• PROBLEM TO WORK ON:
Pictures aside, quote the whole listing exactly.

[Lines of data]
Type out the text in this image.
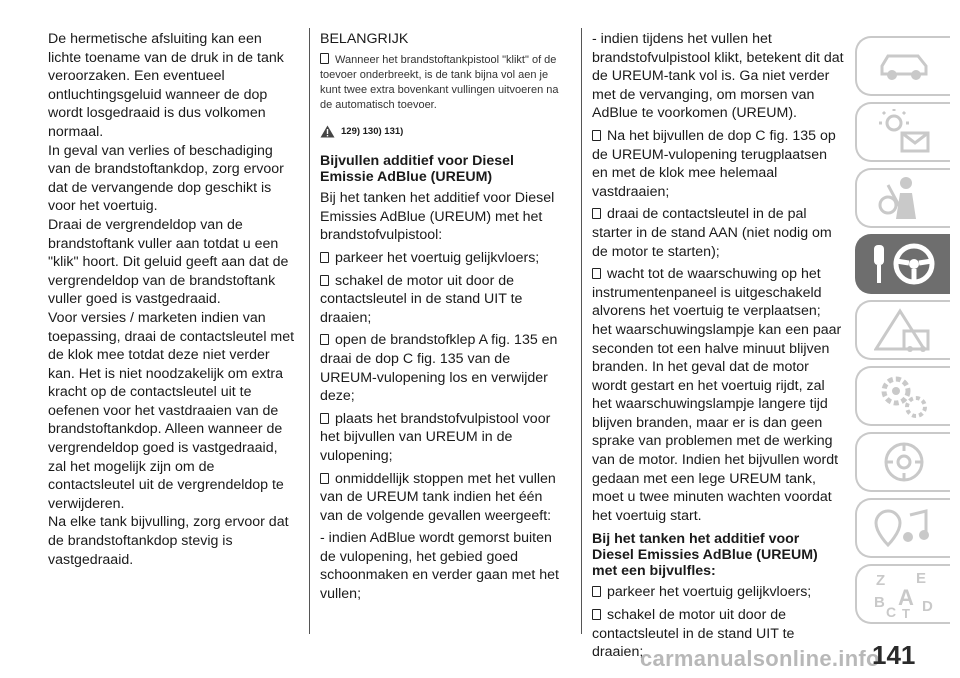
De hermetische afsluiting kan een lichte toename van de druk in de tank veroorzaken. Een eventueel ontluchtingsgeluid wanneer de dop wordt losgedraaid is dus volkomen normaal.

In geval van verlies of beschadiging van de brandstoftankdop, zorg ervoor dat de vervangende dop geschikt is voor het voertuig.

Draai de vergrendeldop van de brandstoftank vuller aan totdat u een "klik" hoort. Dit geluid geeft aan dat de vergrendeldop van de brandstoftank vuller goed is vastgedraaid.

Voor versies / marketen indien van toepassing, draai de contactsleutel met de klok mee totdat deze niet verder kan. Het is niet noodzakelijk om extra kracht op de contactsleutel uit te oefenen voor het vastdraaien van de brandstoftankdop. Alleen wanneer de vergrendeldop goed is vastgedraaid, zal het mogelijk zijn om de contactsleutel uit de vergrendeldop te verwijderen.

Na elke tank bijvulling, zorg ervoor dat de brandstoftankdop stevig is vastgedraaid.

BELANGRIJK

Wanneer het brandstoftankpistool "klikt" of de toevoer onderbreekt, is de tank bijna vol aen je kunt twee extra bovenkant vullingen uitvoeren na de automatisch toevoer.

129) 130) 131)
Bijvullen additief voor Diesel Emissie AdBlue (UREUM)

Bij het tanken het additief voor Diesel Emissies AdBlue (UREUM) met het brandstofvulpistool:

parkeer het voertuig gelijkvloers;

schakel de motor uit door de contactsleutel in de stand UIT te draaien;

open de brandstofklep A fig. 135 en draai de dop C fig. 135 van de UREUM-vulopening los en verwijder deze;

plaats het brandstofvulpistool voor het bijvullen van UREUM in de vulopening;

onmiddellijk stoppen met het vullen van de UREUM tank indien het één van de volgende gevallen weergeeft:

- indien AdBlue wordt gemorst buiten de vulopening, het gebied goed schoonmaken en verder gaan met het vullen;

- indien tijdens het vullen het brandstofvulpistool klikt, betekent dit dat de UREUM-tank vol is. Ga niet verder met de vervanging, om morsen van AdBlue te voorkomen (UREUM).

Na het bijvullen de dop C fig. 135 op de UREUM-vulopening terugplaatsen en met de klok mee helemaal vastdraaien;

draai de contactsleutel in de pal starter in de stand AAN (niet nodig om de motor te starten);

wacht tot de waarschuwing op het instrumentenpaneel is uitgeschakeld alvorens het voertuig te verplaatsen; het waarschuwingslampje kan een paar seconden tot een halve minuut blijven branden. In het geval dat de motor wordt gestart en het voertuig rijdt, zal het waarschuwingslampje langere tijd blijven branden, maar er is dan geen sprake van problemen met de werking van de motor. Indien het bijvullen wordt gedaan met een lege UREUM tank, moet u twee minuten wachten voordat het voertuig start.

Bij het tanken het additief voor Diesel Emissies AdBlue (UREUM) met een bijvulfles:

parkeer het voertuig gelijkvloers;

schakel de motor uit door de contactsleutel in de stand UIT te draaien;

Z E
B A
C T D
carmanualsonline.info
141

• TASK SOLUTION:
Type out the text in this image.
De hermetische afsluiting kan een lichte toename van de druk in de tank veroorzaken. Een eventueel ontluchtingsgeluid wanneer de dop wordt losgedraaid is dus volkomen normaal.

In geval van verlies of beschadiging van de brandstoftankdop, zorg ervoor dat de vervangende dop geschikt is voor het voertuig.

Draai de vergrendeldop van de brandstoftank vuller aan totdat u een "klik" hoort. Dit geluid geeft aan dat de vergrendeldop van de brandstoftank vuller goed is vastgedraaid.

Voor versies / marketen indien van toepassing, draai de contactsleutel met de klok mee totdat deze niet verder kan. Het is niet noodzakelijk om extra kracht op de contactsleutel uit te oefenen voor het vastdraaien van de brandstoftankdop. Alleen wanneer de vergrendeldop goed is vastgedraaid, zal het mogelijk zijn om de contactsleutel uit de vergrendeldop te verwijderen.

Na elke tank bijvulling, zorg ervoor dat de brandstoftankdop stevig is vastgedraaid.

BELANGRIJK

Wanneer het brandstoftankpistool "klikt" of de toevoer onderbreekt, is de tank bijna vol aen je kunt twee extra bovenkant vullingen uitvoeren na de automatisch toevoer.

129) 130) 131)
Bijvullen additief voor Diesel Emissie AdBlue (UREUM)

Bij het tanken het additief voor Diesel Emissies AdBlue (UREUM) met het brandstofvulpistool:

parkeer het voertuig gelijkvloers;

schakel de motor uit door de contactsleutel in de stand UIT te draaien;

open de brandstofklep A fig. 135 en draai de dop C fig. 135 van de UREUM-vulopening los en verwijder deze;

plaats het brandstofvulpistool voor het bijvullen van UREUM in de vulopening;

onmiddellijk stoppen met het vullen van de UREUM tank indien het één van de volgende gevallen weergeeft:

- indien AdBlue wordt gemorst buiten de vulopening, het gebied goed schoonmaken en verder gaan met het vullen;

- indien tijdens het vullen het brandstofvulpistool klikt, betekent dit dat de UREUM-tank vol is. Ga niet verder met de vervanging, om morsen van AdBlue te voorkomen (UREUM).

Na het bijvullen de dop C fig. 135 op de UREUM-vulopening terugplaatsen en met de klok mee helemaal vastdraaien;

draai de contactsleutel in de pal starter in de stand AAN (niet nodig om de motor te starten);

wacht tot de waarschuwing op het instrumentenpaneel is uitgeschakeld alvorens het voertuig te verplaatsen; het waarschuwingslampje kan een paar seconden tot een halve minuut blijven branden. In het geval dat de motor wordt gestart en het voertuig rijdt, zal het waarschuwingslampje langere tijd blijven branden, maar er is dan geen sprake van problemen met de werking van de motor. Indien het bijvullen wordt gedaan met een lege UREUM tank, moet u twee minuten wachten voordat het voertuig start.

Bij het tanken het additief voor Diesel Emissies AdBlue (UREUM) met een bijvulfles:

parkeer het voertuig gelijkvloers;

schakel de motor uit door de contactsleutel in de stand UIT te draaien;

Z E
B A
C T D
carmanualsonline.info
141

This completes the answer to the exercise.